Extract the records in full, leaving every picture out.

◆ **Supplied data**
╔══

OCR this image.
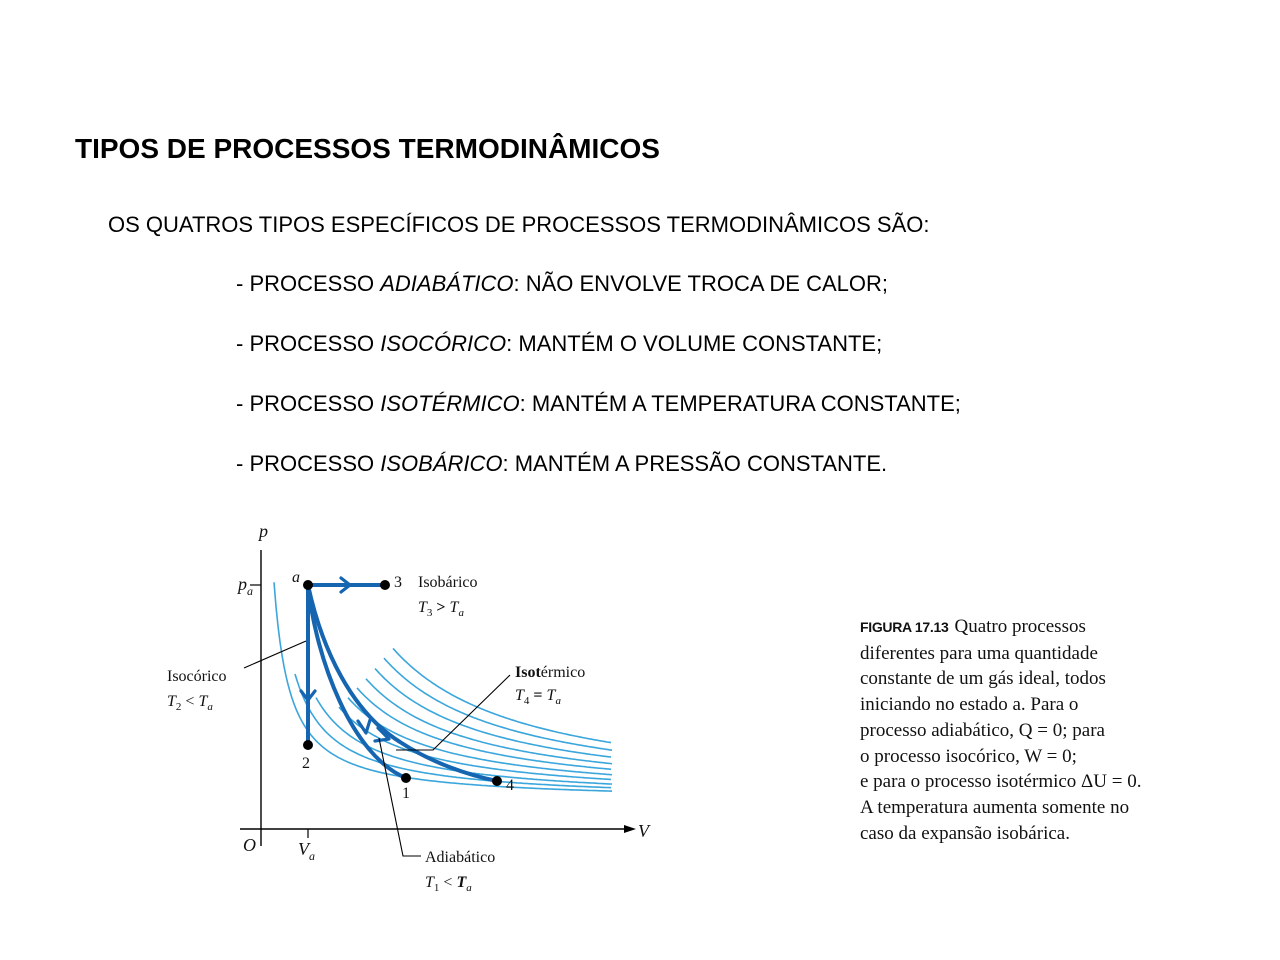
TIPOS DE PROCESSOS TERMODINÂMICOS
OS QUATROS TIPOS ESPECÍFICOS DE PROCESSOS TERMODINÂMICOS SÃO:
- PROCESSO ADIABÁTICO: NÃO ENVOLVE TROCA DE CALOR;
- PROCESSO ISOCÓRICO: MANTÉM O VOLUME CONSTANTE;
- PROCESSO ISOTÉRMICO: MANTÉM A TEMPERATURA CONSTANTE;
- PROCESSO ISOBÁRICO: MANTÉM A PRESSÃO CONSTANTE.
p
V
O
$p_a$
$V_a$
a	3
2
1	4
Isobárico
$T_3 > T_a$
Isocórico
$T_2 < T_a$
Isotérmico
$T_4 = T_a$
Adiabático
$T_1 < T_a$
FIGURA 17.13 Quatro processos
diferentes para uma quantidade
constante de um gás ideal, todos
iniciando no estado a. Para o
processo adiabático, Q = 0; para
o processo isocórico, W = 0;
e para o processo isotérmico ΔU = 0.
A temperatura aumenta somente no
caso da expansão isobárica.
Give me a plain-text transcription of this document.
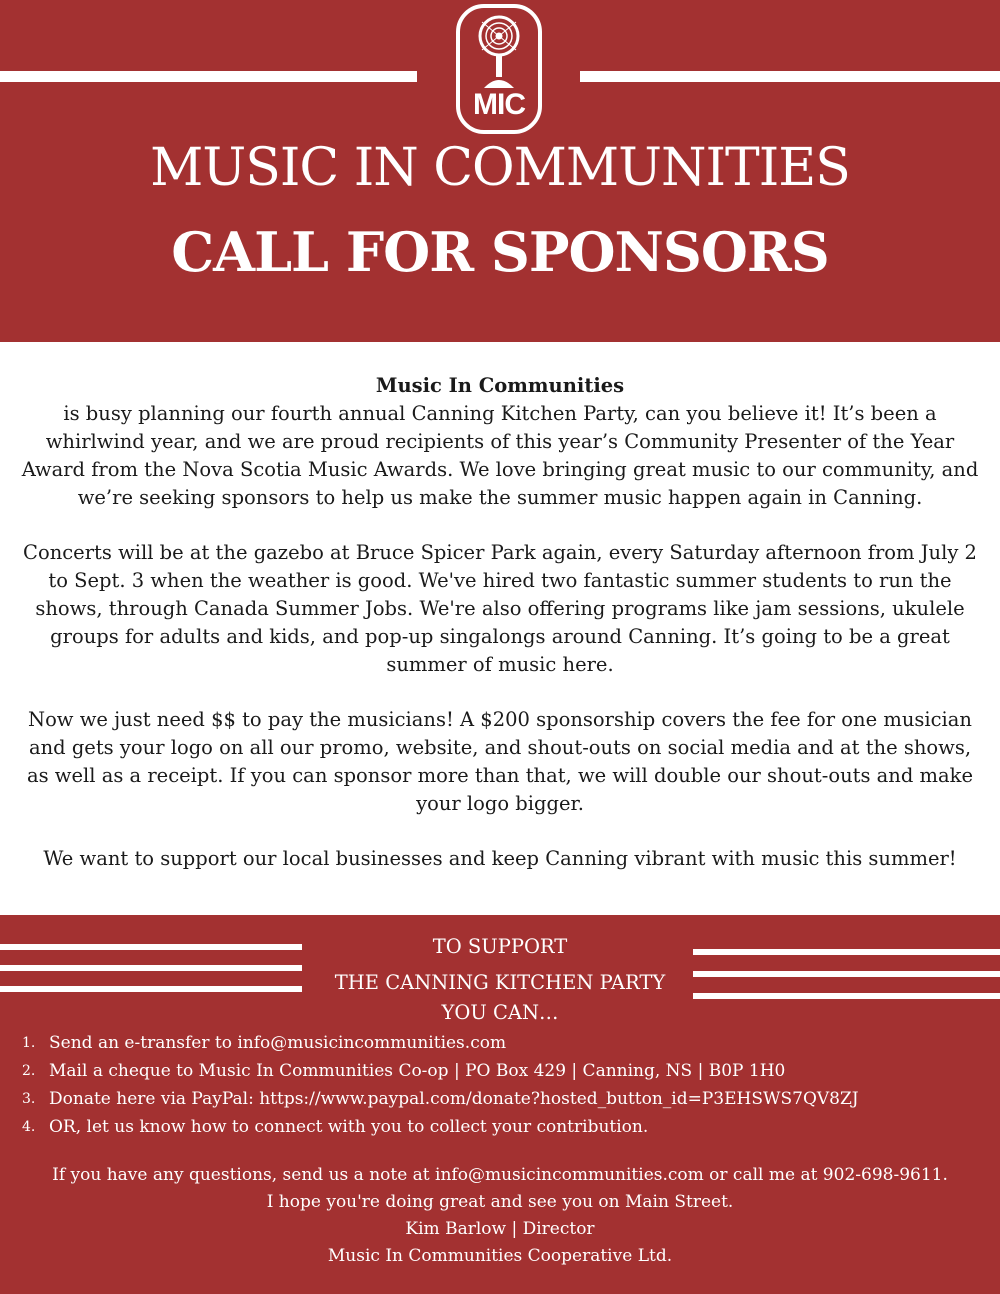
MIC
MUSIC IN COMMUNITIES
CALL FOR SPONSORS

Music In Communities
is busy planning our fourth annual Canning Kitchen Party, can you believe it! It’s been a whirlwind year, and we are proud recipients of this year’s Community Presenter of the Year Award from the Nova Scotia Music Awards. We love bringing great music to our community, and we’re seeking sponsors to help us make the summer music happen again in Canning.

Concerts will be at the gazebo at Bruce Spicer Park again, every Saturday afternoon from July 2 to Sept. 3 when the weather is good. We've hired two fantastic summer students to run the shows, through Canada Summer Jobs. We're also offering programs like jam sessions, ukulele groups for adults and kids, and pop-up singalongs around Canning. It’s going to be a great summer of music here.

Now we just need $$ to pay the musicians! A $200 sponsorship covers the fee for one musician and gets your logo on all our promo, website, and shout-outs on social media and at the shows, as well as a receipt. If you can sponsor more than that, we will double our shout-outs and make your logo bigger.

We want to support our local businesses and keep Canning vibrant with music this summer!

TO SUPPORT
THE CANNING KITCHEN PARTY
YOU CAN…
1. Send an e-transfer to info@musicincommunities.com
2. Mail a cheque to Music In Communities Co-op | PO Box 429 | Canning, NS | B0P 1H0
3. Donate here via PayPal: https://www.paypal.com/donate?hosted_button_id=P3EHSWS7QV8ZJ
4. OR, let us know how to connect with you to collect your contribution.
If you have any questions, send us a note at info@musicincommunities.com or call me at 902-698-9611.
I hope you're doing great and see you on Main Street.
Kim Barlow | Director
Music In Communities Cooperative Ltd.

╚══

◆ **Answer to the problem**
OCR this image.
TIPOS DE PROCESSOS TERMODINÂMICOS
OS QUATROS TIPOS ESPECÍFICOS DE PROCESSOS TERMODINÂMICOS SÃO:
- PROCESSO ADIABÁTICO: NÃO ENVOLVE TROCA DE CALOR;
- PROCESSO ISOCÓRICO: MANTÉM O VOLUME CONSTANTE;
- PROCESSO ISOTÉRMICO: MANTÉM A TEMPERATURA CONSTANTE;
- PROCESSO ISOBÁRICO: MANTÉM A PRESSÃO CONSTANTE.
p
V
O
$p_a$
$V_a$
a	3
2
1	4
Isobárico
$T_3 > T_a$
Isocórico
$T_2 < T_a$
Isotérmico
$T_4 = T_a$
Adiabático
$T_1 < T_a$
FIGURA 17.13 Quatro processos
diferentes para uma quantidade
constante de um gás ideal, todos
iniciando no estado a. Para o
processo adiabático, Q = 0; para
o processo isocórico, W = 0;
e para o processo isotérmico ΔU = 0.
A temperatura aumenta somente no
caso da expansão isobárica.
Give me a plain-text transcription of this document.
MIC
MUSIC IN COMMUNITIES
CALL FOR SPONSORS

Music In Communities
is busy planning our fourth annual Canning Kitchen Party, can you believe it! It’s been a whirlwind year, and we are proud recipients of this year’s Community Presenter of the Year Award from the Nova Scotia Music Awards. We love bringing great music to our community, and we’re seeking sponsors to help us make the summer music happen again in Canning.

Concerts will be at the gazebo at Bruce Spicer Park again, every Saturday afternoon from July 2 to Sept. 3 when the weather is good. We've hired two fantastic summer students to run the shows, through Canada Summer Jobs. We're also offering programs like jam sessions, ukulele groups for adults and kids, and pop-up singalongs around Canning. It’s going to be a great summer of music here.

Now we just need $$ to pay the musicians! A $200 sponsorship covers the fee for one musician and gets your logo on all our promo, website, and shout-outs on social media and at the shows, as well as a receipt. If you can sponsor more than that, we will double our shout-outs and make your logo bigger.

We want to support our local businesses and keep Canning vibrant with music this summer!

TO SUPPORT
THE CANNING KITCHEN PARTY
YOU CAN…
1. Send an e-transfer to info@musicincommunities.com
2. Mail a cheque to Music In Communities Co-op | PO Box 429 | Canning, NS | B0P 1H0
3. Donate here via PayPal: https://www.paypal.com/donate?hosted_button_id=P3EHSWS7QV8ZJ
4. OR, let us know how to connect with you to collect your contribution.
If you have any questions, send us a note at info@musicincommunities.com or call me at 902-698-9611.
I hope you're doing great and see you on Main Street.
Kim Barlow | Director
Music In Communities Cooperative Ltd.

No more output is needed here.